Collected data
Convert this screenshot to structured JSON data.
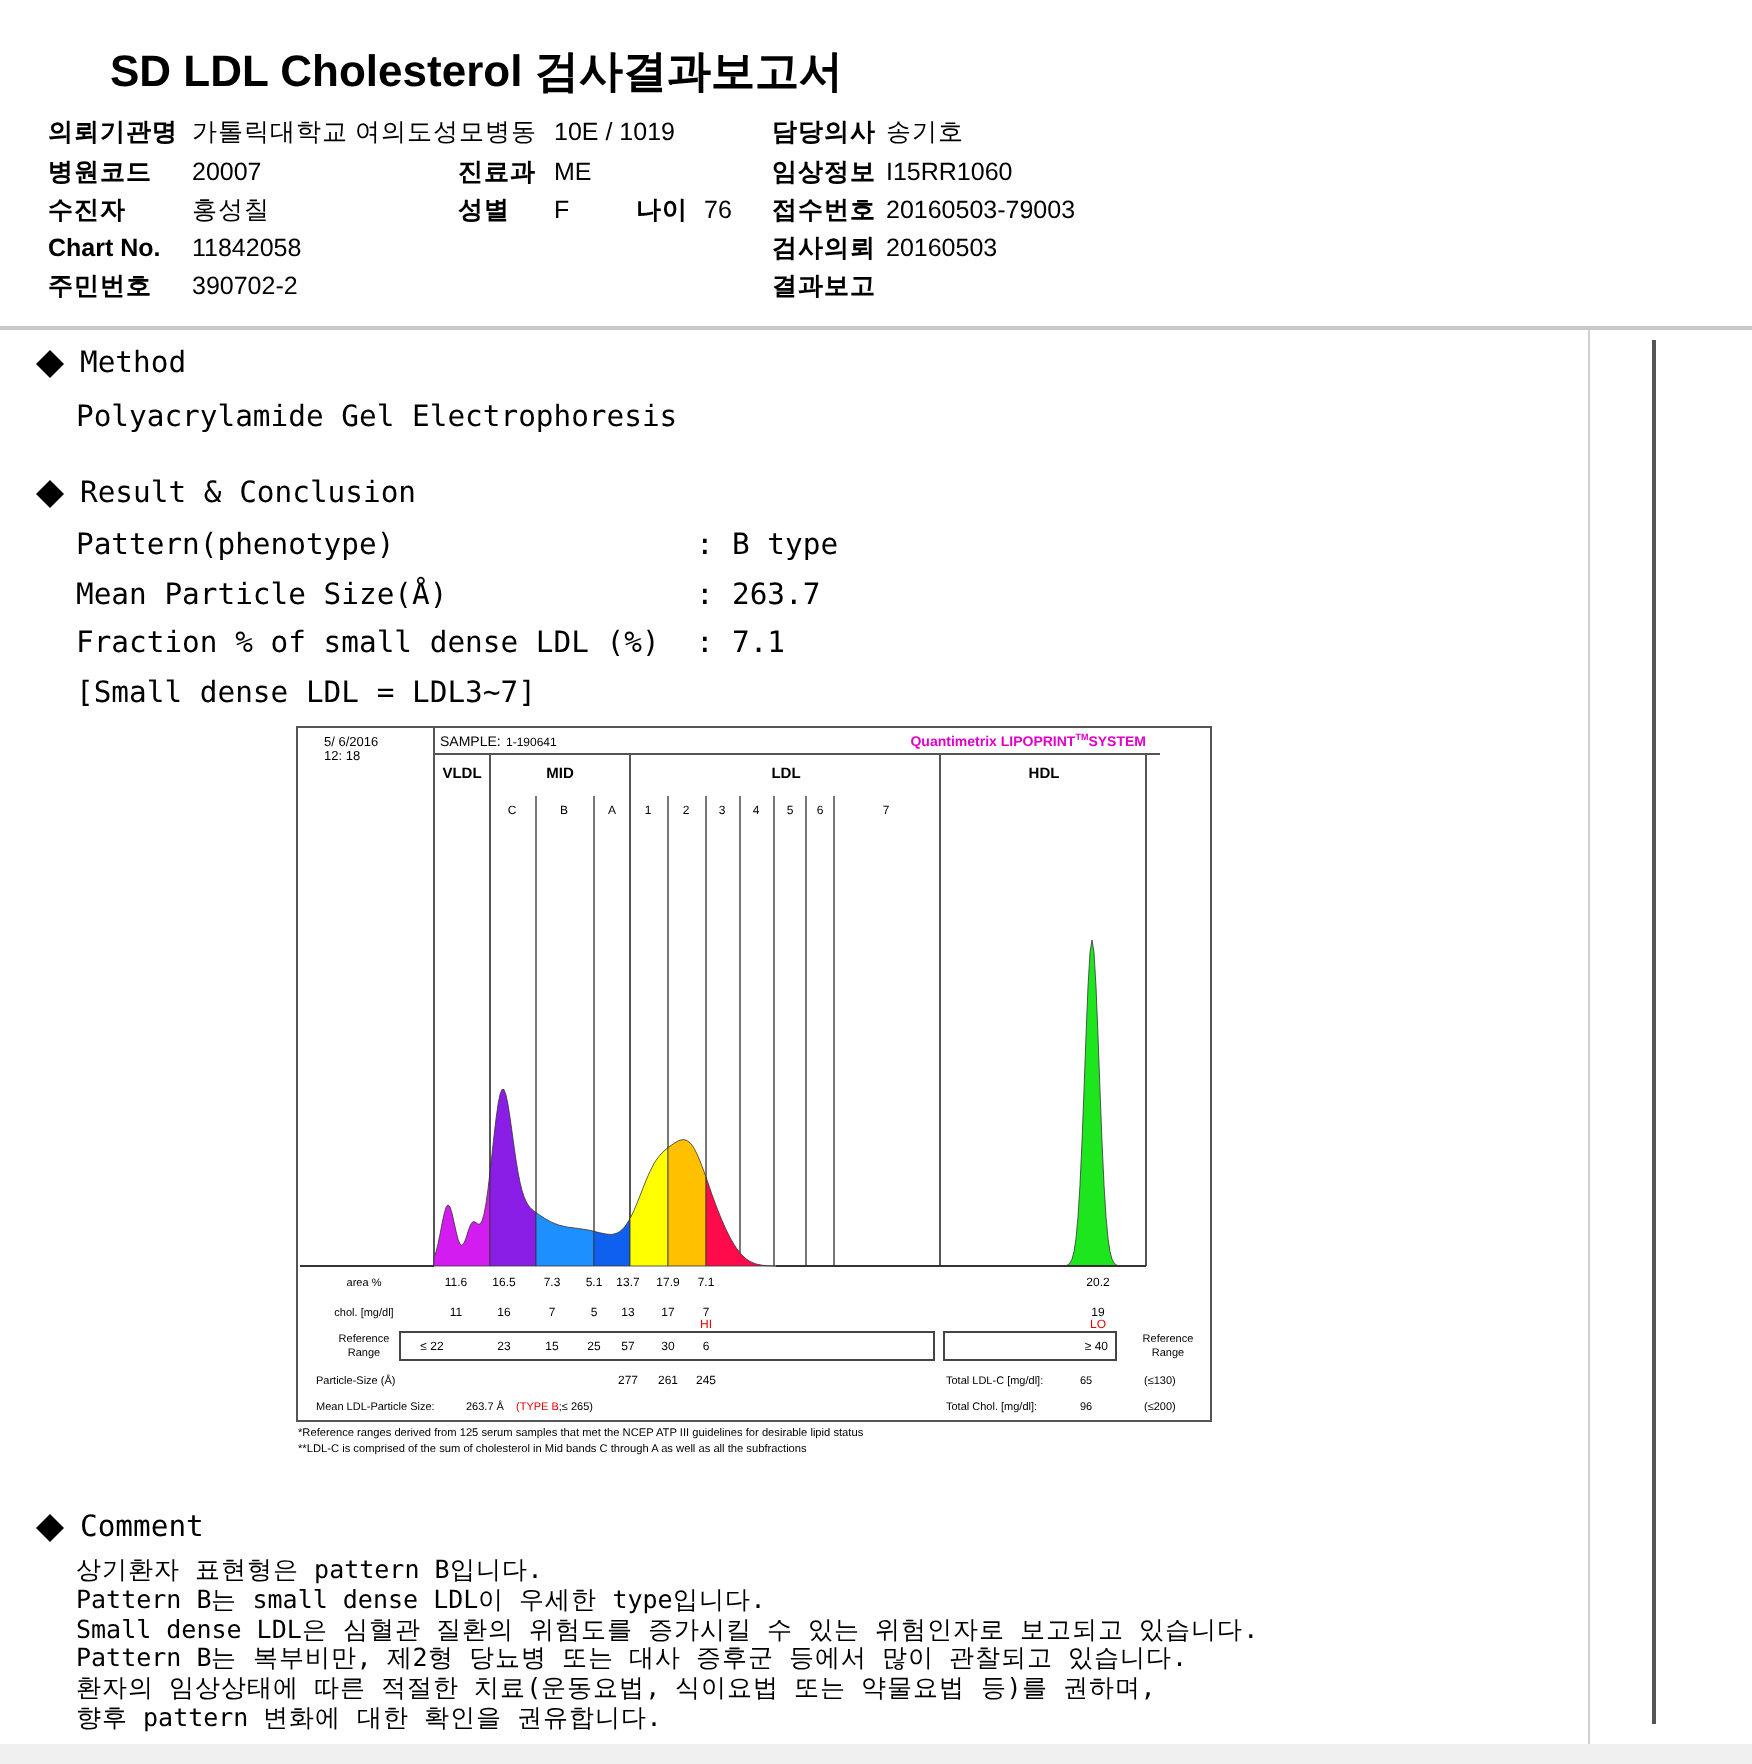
{
  "title": "SD LDL Cholesterol 검사결과보고서",
  "info_rows": [
    {
      "main": {
        "label": "의뢰기관명",
        "value": "가톨릭대학교 여의도성모병동"
      },
      "extras": [
        {
          "value": "10E / 1019"
        }
      ],
      "side": {
        "label": "담당의사",
        "value": "송기호"
      }
    },
    {
      "main": {
        "label": "병원코드",
        "value": "20007"
      },
      "extras": [
        {
          "label": "진료과",
          "value": "ME"
        }
      ],
      "side": {
        "label": "임상정보",
        "value": "I15RR1060"
      }
    },
    {
      "main": {
        "label": "수진자",
        "value": "홍성칠"
      },
      "extras": [
        {
          "label": "성별",
          "value": "F"
        },
        {
          "label": "나이",
          "value": "76"
        }
      ],
      "side": {
        "label": "접수번호",
        "value": "20160503-79003"
      }
    },
    {
      "main": {
        "label": "Chart No.",
        "value": "11842058"
      },
      "extras": [],
      "side": {
        "label": "검사의뢰",
        "value": "20160503"
      }
    },
    {
      "main": {
        "label": "주민번호",
        "value": "390702-2"
      },
      "extras": [],
      "side": {
        "label": "결과보고"
      }
    }
  ],
  "method": {
    "heading": "Method",
    "text": "Polyacrylamide Gel Electrophoresis"
  },
  "result": {
    "heading": "Result & Conclusion",
    "rows": [
      {
        "label": "Pattern(phenotype)",
        "separator": ":",
        "value": "B type"
      },
      {
        "label": "Mean Particle Size(Å)",
        "separator": ":",
        "value": "263.7"
      },
      {
        "label": "Fraction % of small dense LDL (%)",
        "separator": ":",
        "value": "7.1"
      }
    ],
    "note": "[Small dense LDL = LDL3~7]"
  },
  "chart": {
    "date": "5/ 6/2016",
    "time": "12: 18",
    "sample_label": "SAMPLE:",
    "sample_id": "1-190641",
    "brand": "Quantimetrix LIPOPRINT",
    "brand_mark": "TM",
    "brand_suffix": "SYSTEM",
    "groups": [
      "VLDL",
      "MID",
      "LDL",
      "HDL"
    ],
    "bands": [
      "C",
      "B",
      "A",
      "1",
      "2",
      "3",
      "4",
      "5",
      "6",
      "7"
    ],
    "area": {
      "label": "area %",
      "values": [
        "11.6",
        "16.5",
        "7.3",
        "5.1",
        "13.7",
        "17.9",
        "7.1"
      ],
      "hdl": "20.2"
    },
    "chol": {
      "label": "chol. [mg/dl]",
      "values": [
        "11",
        "16",
        "7",
        "5",
        "13",
        "17",
        "7"
      ],
      "flag": "HI",
      "hdl": "19",
      "hdl_flag": "LO"
    },
    "reference": {
      "label_lines": [
        "Reference",
        "Range"
      ],
      "values": [
        "≤ 22",
        "23",
        "15",
        "25",
        "57",
        "30",
        "6"
      ],
      "hdl": "≥ 40",
      "hdl_label_lines": [
        "Reference",
        "Range"
      ]
    },
    "particle": {
      "label": "Particle-Size (Å)",
      "values": [
        "277",
        "261",
        "245"
      ]
    },
    "mean": {
      "label": "Mean LDL-Particle Size:",
      "value": "263.7 Å",
      "type": "(TYPE B",
      "limit": ";≤ 265)"
    },
    "totals": [
      {
        "label": "Total LDL-C [mg/dl]:",
        "value": "65",
        "limit": "(≤130)"
      },
      {
        "label": "Total Chol. [mg/dl]:",
        "value": "96",
        "limit": "(≤200)"
      }
    ],
    "footnotes": [
      "*Reference ranges derived from 125 serum samples that met the NCEP ATP III guidelines for desirable lipid status",
      "**LDL-C is comprised of the sum of cholesterol in Mid bands C through A as well as all the subfractions"
    ]
  },
  "comment": {
    "heading": "Comment",
    "lines": [
      "상기환자 표현형은 pattern B입니다.",
      "Pattern B는 small dense LDL이 우세한 type입니다.",
      "Small dense LDL은 심혈관 질환의 위험도를 증가시킬 수 있는 위험인자로 보고되고 있습니다.",
      "Pattern B는 복부비만, 제2형 당뇨병 또는 대사 증후군 등에서 많이 관찰되고 있습니다.",
      "환자의 임상상태에 따른 적절한 치료(운동요법, 식이요법 또는 약물요법 등)를 권하며,",
      "향후 pattern 변화에 대한 확인을 권유합니다."
    ]
  }
}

[Exercise aim]: Where a line contains "bands", copy that line.

[Expected output]:
    "bands": [
      "**LDL-C is comprised of the sum of cholesterol in Mid bands C through A as well as all the subfractions"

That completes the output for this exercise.